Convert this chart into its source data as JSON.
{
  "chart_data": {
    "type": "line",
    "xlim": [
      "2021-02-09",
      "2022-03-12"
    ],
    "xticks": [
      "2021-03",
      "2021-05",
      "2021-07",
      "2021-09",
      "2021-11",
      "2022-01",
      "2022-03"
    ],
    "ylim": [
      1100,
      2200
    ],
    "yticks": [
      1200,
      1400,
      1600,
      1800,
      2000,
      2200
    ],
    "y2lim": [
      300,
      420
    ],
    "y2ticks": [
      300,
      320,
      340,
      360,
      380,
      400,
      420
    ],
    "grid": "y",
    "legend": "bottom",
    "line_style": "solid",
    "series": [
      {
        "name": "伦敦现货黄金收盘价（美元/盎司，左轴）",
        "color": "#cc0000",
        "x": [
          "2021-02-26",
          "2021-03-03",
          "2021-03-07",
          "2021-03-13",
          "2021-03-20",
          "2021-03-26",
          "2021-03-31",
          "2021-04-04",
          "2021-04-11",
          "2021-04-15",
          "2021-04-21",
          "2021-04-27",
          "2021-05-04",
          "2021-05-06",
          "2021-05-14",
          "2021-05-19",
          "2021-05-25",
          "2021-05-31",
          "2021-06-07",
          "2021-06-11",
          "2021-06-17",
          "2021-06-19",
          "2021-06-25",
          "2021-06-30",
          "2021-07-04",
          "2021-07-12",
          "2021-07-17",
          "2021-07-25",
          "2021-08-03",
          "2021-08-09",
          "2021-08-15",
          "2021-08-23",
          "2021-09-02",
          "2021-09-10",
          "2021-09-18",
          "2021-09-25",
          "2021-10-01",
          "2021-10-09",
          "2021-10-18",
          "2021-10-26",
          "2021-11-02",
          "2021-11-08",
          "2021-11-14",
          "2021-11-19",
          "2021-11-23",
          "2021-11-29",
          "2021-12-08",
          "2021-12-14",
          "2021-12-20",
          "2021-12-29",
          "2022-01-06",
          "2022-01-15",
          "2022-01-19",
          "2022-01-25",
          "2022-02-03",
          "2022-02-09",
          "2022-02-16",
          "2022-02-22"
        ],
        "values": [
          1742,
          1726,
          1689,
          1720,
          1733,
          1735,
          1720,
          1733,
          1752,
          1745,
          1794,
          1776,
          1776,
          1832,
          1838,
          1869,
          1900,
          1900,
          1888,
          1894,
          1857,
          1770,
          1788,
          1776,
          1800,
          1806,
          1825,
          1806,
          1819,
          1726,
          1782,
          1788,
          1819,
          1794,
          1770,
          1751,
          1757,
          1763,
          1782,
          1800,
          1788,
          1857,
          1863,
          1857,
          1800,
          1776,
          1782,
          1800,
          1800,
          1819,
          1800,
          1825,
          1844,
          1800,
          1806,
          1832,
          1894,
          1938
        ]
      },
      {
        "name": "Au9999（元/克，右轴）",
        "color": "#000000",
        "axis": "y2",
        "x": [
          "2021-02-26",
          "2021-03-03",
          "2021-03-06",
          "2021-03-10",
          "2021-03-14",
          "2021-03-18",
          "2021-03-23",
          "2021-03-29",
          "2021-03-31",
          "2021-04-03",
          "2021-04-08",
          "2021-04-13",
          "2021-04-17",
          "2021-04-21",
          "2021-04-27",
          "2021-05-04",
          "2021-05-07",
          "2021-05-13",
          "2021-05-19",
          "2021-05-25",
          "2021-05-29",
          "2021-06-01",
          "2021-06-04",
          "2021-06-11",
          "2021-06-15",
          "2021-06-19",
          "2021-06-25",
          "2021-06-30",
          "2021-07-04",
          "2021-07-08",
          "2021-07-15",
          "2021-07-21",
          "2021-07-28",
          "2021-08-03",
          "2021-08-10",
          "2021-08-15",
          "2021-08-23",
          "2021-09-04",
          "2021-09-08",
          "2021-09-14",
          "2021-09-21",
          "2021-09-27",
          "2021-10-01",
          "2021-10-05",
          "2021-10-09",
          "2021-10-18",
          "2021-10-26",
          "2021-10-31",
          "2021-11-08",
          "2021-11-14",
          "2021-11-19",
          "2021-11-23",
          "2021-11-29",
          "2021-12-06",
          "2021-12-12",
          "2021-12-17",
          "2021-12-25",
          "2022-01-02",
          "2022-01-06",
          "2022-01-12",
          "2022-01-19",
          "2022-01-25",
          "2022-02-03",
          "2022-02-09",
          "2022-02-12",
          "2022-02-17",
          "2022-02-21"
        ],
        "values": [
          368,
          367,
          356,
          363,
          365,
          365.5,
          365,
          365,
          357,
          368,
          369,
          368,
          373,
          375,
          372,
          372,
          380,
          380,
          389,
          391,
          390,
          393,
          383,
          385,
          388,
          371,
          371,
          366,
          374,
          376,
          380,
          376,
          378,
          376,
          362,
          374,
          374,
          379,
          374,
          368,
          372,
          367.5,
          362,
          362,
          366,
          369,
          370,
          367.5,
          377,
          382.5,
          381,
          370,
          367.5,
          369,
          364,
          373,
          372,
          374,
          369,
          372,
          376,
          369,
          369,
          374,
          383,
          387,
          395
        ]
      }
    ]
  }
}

■ Prompt ■
Print every record exactly as it was given.

■ Full response ■
Convert this chart into its source data as JSON.
{
  "chart_data": {
    "type": "line",
    "xlim": [
      "2021-02-09",
      "2022-03-12"
    ],
    "xticks": [
      "2021-03",
      "2021-05",
      "2021-07",
      "2021-09",
      "2021-11",
      "2022-01",
      "2022-03"
    ],
    "ylim": [
      1100,
      2200
    ],
    "yticks": [
      1200,
      1400,
      1600,
      1800,
      2000,
      2200
    ],
    "y2lim": [
      300,
      420
    ],
    "y2ticks": [
      300,
      320,
      340,
      360,
      380,
      400,
      420
    ],
    "grid": "y",
    "legend": "bottom",
    "line_style": "solid",
    "series": [
      {
        "name": "伦敦现货黄金收盘价（美元/盎司，左轴）",
        "color": "#cc0000",
        "x": [
          "2021-02-26",
          "2021-03-03",
          "2021-03-07",
          "2021-03-13",
          "2021-03-20",
          "2021-03-26",
          "2021-03-31",
          "2021-04-04",
          "2021-04-11",
          "2021-04-15",
          "2021-04-21",
          "2021-04-27",
          "2021-05-04",
          "2021-05-06",
          "2021-05-14",
          "2021-05-19",
          "2021-05-25",
          "2021-05-31",
          "2021-06-07",
          "2021-06-11",
          "2021-06-17",
          "2021-06-19",
          "2021-06-25",
          "2021-06-30",
          "2021-07-04",
          "2021-07-12",
          "2021-07-17",
          "2021-07-25",
          "2021-08-03",
          "2021-08-09",
          "2021-08-15",
          "2021-08-23",
          "2021-09-02",
          "2021-09-10",
          "2021-09-18",
          "2021-09-25",
          "2021-10-01",
          "2021-10-09",
          "2021-10-18",
          "2021-10-26",
          "2021-11-02",
          "2021-11-08",
          "2021-11-14",
          "2021-11-19",
          "2021-11-23",
          "2021-11-29",
          "2021-12-08",
          "2021-12-14",
          "2021-12-20",
          "2021-12-29",
          "2022-01-06",
          "2022-01-15",
          "2022-01-19",
          "2022-01-25",
          "2022-02-03",
          "2022-02-09",
          "2022-02-16",
          "2022-02-22"
        ],
        "values": [
          1742,
          1726,
          1689,
          1720,
          1733,
          1735,
          1720,
          1733,
          1752,
          1745,
          1794,
          1776,
          1776,
          1832,
          1838,
          1869,
          1900,
          1900,
          1888,
          1894,
          1857,
          1770,
          1788,
          1776,
          1800,
          1806,
          1825,
          1806,
          1819,
          1726,
          1782,
          1788,
          1819,
          1794,
          1770,
          1751,
          1757,
          1763,
          1782,
          1800,
          1788,
          1857,
          1863,
          1857,
          1800,
          1776,
          1782,
          1800,
          1800,
          1819,
          1800,
          1825,
          1844,
          1800,
          1806,
          1832,
          1894,
          1938
        ]
      },
      {
        "name": "Au9999（元/克，右轴）",
        "color": "#000000",
        "axis": "y2",
        "x": [
          "2021-02-26",
          "2021-03-03",
          "2021-03-06",
          "2021-03-10",
          "2021-03-14",
          "2021-03-18",
          "2021-03-23",
          "2021-03-29",
          "2021-03-31",
          "2021-04-03",
          "2021-04-08",
          "2021-04-13",
          "2021-04-17",
          "2021-04-21",
          "2021-04-27",
          "2021-05-04",
          "2021-05-07",
          "2021-05-13",
          "2021-05-19",
          "2021-05-25",
          "2021-05-29",
          "2021-06-01",
          "2021-06-04",
          "2021-06-11",
          "2021-06-15",
          "2021-06-19",
          "2021-06-25",
          "2021-06-30",
          "2021-07-04",
          "2021-07-08",
          "2021-07-15",
          "2021-07-21",
          "2021-07-28",
          "2021-08-03",
          "2021-08-10",
          "2021-08-15",
          "2021-08-23",
          "2021-09-04",
          "2021-09-08",
          "2021-09-14",
          "2021-09-21",
          "2021-09-27",
          "2021-10-01",
          "2021-10-05",
          "2021-10-09",
          "2021-10-18",
          "2021-10-26",
          "2021-10-31",
          "2021-11-08",
          "2021-11-14",
          "2021-11-19",
          "2021-11-23",
          "2021-11-29",
          "2021-12-06",
          "2021-12-12",
          "2021-12-17",
          "2021-12-25",
          "2022-01-02",
          "2022-01-06",
          "2022-01-12",
          "2022-01-19",
          "2022-01-25",
          "2022-02-03",
          "2022-02-09",
          "2022-02-12",
          "2022-02-17",
          "2022-02-21"
        ],
        "values": [
          368,
          367,
          356,
          363,
          365,
          365.5,
          365,
          365,
          357,
          368,
          369,
          368,
          373,
          375,
          372,
          372,
          380,
          380,
          389,
          391,
          390,
          393,
          383,
          385,
          388,
          371,
          371,
          366,
          374,
          376,
          380,
          376,
          378,
          376,
          362,
          374,
          374,
          379,
          374,
          368,
          372,
          367.5,
          362,
          362,
          366,
          369,
          370,
          367.5,
          377,
          382.5,
          381,
          370,
          367.5,
          369,
          364,
          373,
          372,
          374,
          369,
          372,
          376,
          369,
          369,
          374,
          383,
          387,
          395
        ]
      }
    ]
  }
}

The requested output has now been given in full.